EXERCISE BRIEF: Reproduce word for word the lines running from the start of the lines through the line that contains "gene-node [1624,285,1662,323]", with both ends included.

━━━ DATASET RECORDS ━━━

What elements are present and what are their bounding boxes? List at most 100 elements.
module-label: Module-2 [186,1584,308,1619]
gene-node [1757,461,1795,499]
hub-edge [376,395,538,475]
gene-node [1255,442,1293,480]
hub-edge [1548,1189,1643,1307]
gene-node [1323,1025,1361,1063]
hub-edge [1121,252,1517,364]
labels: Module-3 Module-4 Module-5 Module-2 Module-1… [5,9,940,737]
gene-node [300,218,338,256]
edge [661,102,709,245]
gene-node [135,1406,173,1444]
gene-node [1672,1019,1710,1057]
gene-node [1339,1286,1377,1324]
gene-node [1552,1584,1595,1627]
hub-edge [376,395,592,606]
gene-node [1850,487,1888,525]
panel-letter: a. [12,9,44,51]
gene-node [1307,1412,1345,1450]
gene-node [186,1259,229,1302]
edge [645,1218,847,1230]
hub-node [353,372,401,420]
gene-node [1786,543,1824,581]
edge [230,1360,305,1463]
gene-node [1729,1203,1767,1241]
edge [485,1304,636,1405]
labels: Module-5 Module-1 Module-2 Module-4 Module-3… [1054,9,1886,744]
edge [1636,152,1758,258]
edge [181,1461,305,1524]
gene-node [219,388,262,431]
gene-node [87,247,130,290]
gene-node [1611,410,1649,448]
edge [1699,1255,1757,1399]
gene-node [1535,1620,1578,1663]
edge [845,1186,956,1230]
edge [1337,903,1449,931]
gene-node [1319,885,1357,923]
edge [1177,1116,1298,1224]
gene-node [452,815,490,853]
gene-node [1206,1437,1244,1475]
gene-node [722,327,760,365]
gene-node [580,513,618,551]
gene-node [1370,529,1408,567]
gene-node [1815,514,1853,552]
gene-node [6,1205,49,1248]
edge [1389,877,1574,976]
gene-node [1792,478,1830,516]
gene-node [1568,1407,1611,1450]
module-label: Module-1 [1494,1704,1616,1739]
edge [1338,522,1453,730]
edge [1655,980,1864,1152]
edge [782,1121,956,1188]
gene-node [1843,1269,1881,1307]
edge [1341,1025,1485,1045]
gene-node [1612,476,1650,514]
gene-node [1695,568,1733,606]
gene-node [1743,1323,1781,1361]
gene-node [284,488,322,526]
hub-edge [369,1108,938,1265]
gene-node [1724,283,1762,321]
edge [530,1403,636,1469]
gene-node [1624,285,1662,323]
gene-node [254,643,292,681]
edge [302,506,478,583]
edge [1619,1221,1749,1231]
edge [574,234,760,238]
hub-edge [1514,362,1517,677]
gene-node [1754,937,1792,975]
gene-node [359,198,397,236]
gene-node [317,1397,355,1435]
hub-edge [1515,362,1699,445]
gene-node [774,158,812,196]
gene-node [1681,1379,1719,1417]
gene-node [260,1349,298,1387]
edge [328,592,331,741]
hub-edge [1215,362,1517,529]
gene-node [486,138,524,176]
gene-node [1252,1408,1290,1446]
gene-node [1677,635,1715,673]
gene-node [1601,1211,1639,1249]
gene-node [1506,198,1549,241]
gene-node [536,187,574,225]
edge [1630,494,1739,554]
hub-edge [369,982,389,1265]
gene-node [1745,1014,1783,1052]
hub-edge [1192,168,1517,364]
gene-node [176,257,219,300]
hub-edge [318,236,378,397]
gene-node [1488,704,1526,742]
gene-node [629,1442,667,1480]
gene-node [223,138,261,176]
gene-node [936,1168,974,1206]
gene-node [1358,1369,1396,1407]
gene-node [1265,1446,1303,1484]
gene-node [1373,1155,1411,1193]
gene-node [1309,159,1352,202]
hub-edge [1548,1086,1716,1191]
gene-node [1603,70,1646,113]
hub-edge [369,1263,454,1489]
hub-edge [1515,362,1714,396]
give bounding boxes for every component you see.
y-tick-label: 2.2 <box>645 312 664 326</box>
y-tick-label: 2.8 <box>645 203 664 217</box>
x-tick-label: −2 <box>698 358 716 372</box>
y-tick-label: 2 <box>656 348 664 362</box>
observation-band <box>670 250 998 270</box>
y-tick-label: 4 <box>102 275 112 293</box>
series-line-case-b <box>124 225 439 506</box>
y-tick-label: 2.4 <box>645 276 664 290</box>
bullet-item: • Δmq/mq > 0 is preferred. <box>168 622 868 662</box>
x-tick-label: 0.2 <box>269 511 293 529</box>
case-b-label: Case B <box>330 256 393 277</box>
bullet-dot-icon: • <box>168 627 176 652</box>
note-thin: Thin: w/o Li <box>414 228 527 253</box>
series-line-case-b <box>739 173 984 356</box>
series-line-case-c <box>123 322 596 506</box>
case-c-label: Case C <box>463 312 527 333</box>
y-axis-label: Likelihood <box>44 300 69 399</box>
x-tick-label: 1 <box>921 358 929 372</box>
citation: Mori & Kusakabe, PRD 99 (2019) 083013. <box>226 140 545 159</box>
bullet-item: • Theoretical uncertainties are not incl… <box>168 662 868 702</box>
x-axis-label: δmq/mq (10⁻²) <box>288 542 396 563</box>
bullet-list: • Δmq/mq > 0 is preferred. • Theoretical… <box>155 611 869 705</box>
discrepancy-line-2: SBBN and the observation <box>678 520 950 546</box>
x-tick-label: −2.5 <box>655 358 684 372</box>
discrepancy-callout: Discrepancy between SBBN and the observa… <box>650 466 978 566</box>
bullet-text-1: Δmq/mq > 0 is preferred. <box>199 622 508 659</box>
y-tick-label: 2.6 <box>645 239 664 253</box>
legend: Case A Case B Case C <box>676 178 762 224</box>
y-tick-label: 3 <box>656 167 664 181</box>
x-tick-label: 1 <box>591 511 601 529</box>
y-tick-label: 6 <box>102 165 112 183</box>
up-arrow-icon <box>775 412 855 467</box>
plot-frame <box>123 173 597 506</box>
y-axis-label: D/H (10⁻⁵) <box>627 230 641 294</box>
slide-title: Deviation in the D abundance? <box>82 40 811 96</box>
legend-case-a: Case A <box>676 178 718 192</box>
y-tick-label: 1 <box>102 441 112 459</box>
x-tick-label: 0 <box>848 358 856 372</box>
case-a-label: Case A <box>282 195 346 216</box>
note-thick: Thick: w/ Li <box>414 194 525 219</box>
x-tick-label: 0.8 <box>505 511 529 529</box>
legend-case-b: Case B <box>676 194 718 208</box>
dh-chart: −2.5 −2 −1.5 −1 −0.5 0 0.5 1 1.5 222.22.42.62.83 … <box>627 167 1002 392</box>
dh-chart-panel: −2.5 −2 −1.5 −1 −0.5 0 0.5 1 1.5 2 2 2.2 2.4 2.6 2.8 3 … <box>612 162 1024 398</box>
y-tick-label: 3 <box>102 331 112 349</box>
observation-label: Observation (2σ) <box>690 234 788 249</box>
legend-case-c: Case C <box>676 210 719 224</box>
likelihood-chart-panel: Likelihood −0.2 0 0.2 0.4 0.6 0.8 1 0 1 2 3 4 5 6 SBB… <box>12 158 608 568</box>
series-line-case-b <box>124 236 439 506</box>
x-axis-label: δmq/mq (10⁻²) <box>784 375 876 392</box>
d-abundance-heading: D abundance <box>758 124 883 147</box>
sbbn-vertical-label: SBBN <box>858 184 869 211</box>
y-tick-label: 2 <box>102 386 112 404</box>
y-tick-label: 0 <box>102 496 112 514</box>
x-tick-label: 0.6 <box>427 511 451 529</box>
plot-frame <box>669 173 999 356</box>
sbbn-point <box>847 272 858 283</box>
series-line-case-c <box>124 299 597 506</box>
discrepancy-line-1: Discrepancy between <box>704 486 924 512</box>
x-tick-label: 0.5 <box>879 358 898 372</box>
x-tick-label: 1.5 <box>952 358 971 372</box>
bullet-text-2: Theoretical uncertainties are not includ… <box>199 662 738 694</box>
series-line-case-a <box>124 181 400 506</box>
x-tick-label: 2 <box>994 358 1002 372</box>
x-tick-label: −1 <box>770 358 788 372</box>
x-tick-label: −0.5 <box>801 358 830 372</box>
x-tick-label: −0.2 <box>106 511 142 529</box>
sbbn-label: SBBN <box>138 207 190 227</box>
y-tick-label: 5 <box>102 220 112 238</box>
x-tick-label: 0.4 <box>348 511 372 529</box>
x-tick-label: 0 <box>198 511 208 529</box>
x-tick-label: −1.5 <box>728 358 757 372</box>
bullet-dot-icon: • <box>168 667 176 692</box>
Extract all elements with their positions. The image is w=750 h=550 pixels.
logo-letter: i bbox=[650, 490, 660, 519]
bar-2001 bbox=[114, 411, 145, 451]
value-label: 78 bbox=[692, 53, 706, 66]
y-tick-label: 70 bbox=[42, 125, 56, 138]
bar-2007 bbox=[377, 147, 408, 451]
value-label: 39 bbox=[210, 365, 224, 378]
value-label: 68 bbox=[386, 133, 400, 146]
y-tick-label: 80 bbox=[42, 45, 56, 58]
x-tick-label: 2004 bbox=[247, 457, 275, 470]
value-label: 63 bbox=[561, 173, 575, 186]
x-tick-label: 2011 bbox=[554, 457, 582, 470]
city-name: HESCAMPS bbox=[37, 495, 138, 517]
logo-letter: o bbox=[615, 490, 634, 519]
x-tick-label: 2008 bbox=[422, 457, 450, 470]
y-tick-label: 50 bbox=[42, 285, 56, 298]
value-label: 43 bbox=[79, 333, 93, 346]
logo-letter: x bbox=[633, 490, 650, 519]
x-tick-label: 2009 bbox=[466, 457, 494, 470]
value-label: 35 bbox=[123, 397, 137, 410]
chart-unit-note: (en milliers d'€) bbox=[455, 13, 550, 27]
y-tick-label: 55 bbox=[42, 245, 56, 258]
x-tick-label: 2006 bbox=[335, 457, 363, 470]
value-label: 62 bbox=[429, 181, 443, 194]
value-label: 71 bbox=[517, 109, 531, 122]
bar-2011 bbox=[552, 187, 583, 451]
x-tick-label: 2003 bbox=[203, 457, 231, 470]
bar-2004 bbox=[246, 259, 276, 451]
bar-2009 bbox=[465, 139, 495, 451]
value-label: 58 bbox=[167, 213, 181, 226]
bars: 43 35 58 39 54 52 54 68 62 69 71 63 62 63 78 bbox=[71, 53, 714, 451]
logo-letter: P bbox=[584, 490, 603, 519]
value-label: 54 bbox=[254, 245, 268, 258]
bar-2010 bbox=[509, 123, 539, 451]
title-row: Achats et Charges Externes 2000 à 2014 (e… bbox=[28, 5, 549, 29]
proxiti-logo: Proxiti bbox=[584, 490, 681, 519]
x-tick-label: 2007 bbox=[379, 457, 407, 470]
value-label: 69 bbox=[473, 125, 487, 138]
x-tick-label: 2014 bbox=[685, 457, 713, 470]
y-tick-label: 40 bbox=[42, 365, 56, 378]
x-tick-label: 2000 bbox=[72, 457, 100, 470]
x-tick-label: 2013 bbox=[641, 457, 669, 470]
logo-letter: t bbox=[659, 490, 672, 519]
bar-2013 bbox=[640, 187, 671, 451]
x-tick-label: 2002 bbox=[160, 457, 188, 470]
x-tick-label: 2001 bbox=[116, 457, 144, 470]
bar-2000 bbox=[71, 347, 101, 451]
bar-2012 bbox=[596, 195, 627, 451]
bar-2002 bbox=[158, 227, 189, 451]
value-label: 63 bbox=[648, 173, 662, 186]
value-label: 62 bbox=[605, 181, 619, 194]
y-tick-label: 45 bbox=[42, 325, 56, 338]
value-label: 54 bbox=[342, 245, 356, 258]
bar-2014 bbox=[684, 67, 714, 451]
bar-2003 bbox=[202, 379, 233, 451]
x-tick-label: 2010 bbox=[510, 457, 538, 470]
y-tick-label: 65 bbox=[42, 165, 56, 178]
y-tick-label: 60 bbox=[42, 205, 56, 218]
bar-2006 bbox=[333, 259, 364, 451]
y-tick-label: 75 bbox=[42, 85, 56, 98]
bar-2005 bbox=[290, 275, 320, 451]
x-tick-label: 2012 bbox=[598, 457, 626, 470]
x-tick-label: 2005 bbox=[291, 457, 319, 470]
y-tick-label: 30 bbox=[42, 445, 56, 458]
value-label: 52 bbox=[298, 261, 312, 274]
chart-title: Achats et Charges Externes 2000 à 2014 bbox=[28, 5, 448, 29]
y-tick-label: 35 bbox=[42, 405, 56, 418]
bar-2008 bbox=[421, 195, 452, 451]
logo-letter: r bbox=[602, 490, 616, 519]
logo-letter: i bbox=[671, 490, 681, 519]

━━━

FULL RESPONSE:
What elements are present and what are their bounding boxes? List at most 100 elements.
module-label: Module-2 [186,1584,308,1619]
gene-node [1757,461,1795,499]
hub-edge [376,395,538,475]
gene-node [1255,442,1293,480]
hub-edge [1548,1189,1643,1307]
gene-node [1323,1025,1361,1063]
hub-edge [1121,252,1517,364]
labels: Module-3 Module-4 Module-5 Module-2 Module-1… [5,9,940,737]
gene-node [300,218,338,256]
edge [661,102,709,245]
gene-node [135,1406,173,1444]
gene-node [1672,1019,1710,1057]
gene-node [1339,1286,1377,1324]
gene-node [1552,1584,1595,1627]
hub-edge [376,395,592,606]
gene-node [1850,487,1888,525]
panel-letter: a. [12,9,44,51]
gene-node [1307,1412,1345,1450]
gene-node [186,1259,229,1302]
edge [645,1218,847,1230]
hub-node [353,372,401,420]
gene-node [1786,543,1824,581]
edge [230,1360,305,1463]
gene-node [1729,1203,1767,1241]
edge [485,1304,636,1405]
labels: Module-5 Module-1 Module-2 Module-4 Module-3… [1054,9,1886,744]
edge [1636,152,1758,258]
edge [181,1461,305,1524]
gene-node [219,388,262,431]
gene-node [87,247,130,290]
gene-node [1611,410,1649,448]
edge [1699,1255,1757,1399]
gene-node [1535,1620,1578,1663]
edge [845,1186,956,1230]
edge [1337,903,1449,931]
gene-node [1319,885,1357,923]
edge [1177,1116,1298,1224]
gene-node [452,815,490,853]
gene-node [1206,1437,1244,1475]
gene-node [722,327,760,365]
gene-node [580,513,618,551]
gene-node [1370,529,1408,567]
gene-node [1815,514,1853,552]
gene-node [6,1205,49,1248]
edge [1389,877,1574,976]
gene-node [1792,478,1830,516]
gene-node [1568,1407,1611,1450]
module-label: Module-1 [1494,1704,1616,1739]
edge [1338,522,1453,730]
edge [1655,980,1864,1152]
edge [782,1121,956,1188]
gene-node [1843,1269,1881,1307]
edge [1341,1025,1485,1045]
gene-node [1612,476,1650,514]
gene-node [1695,568,1733,606]
gene-node [1743,1323,1781,1361]
gene-node [284,488,322,526]
hub-edge [369,1108,938,1265]
gene-node [1724,283,1762,321]
edge [530,1403,636,1469]
gene-node [1624,285,1662,323]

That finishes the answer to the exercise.